DATA SUPPLIED:
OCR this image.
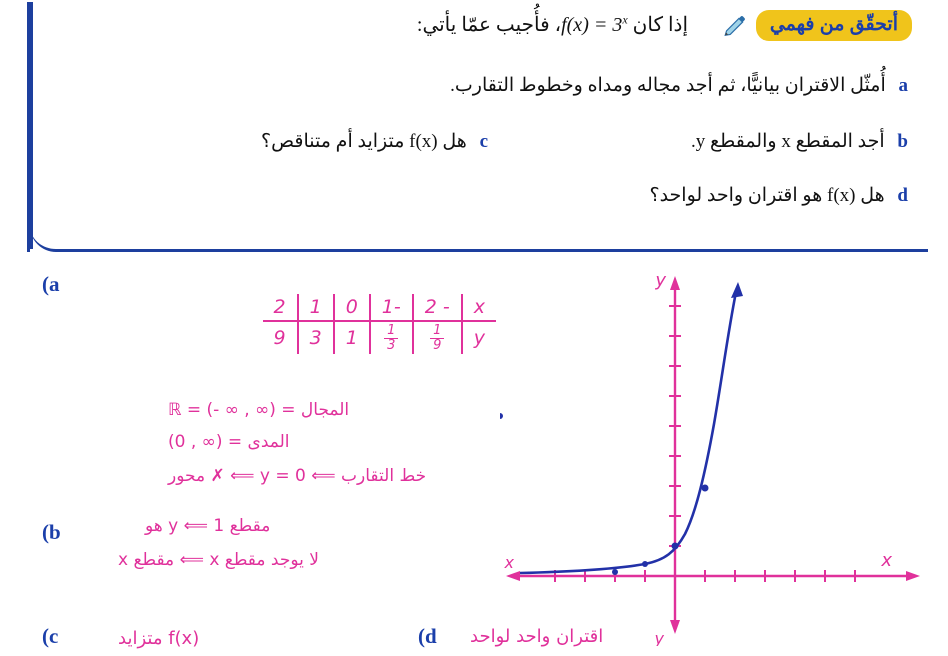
أتحقّق من فهمي
إذا كان $f(x) = 3^x،$ فأُجيب عمّا يأتي:
a أُمثّل الاقتران بيانيًّا، ثم أجد مجاله ومداه وخطوط التقارب.
b أجد المقطع x والمقطع y.
c هل f(x) متزايد أم متناقص؟
d هل f(x) هو اقتران واحد لواحد؟
(a
(b
(c	(d
x	- 2	-1	0	1	2
y	$\frac{1}{9}$	$\frac{1}{3}$	1	3	9
المجال = (∞ , ∞ -) = ℝ
المدى = (∞ , 0)
خط التقارب ⟸ y = 0 ⟸ ✗ محور
مقطع y ⟸ 1 هو
لا يوجد مقطع x ⟸ مقطع x
f(x) متزايد	اقتران واحد لواحد
x
y
y
x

TO BE DONE: Without the pictures, repeat all the records word for word.

EXERCISE SOLUTION:
OCR this image.
أتحقّق من فهمي
إذا كان $f(x) = 3^x،$ فأُجيب عمّا يأتي:
a أُمثّل الاقتران بيانيًّا، ثم أجد مجاله ومداه وخطوط التقارب.
b أجد المقطع x والمقطع y.
c هل f(x) متزايد أم متناقص؟
d هل f(x) هو اقتران واحد لواحد؟
(a
(b
(c	(d
x	- 2	-1	0	1	2
y	$\frac{1}{9}$	$\frac{1}{3}$	1	3	9
المجال = (∞ , ∞ -) = ℝ
المدى = (∞ , 0)
خط التقارب ⟸ y = 0 ⟸ ✗ محور
مقطع y ⟸ 1 هو
لا يوجد مقطع x ⟸ مقطع x
f(x) متزايد	اقتران واحد لواحد
x
y
y
x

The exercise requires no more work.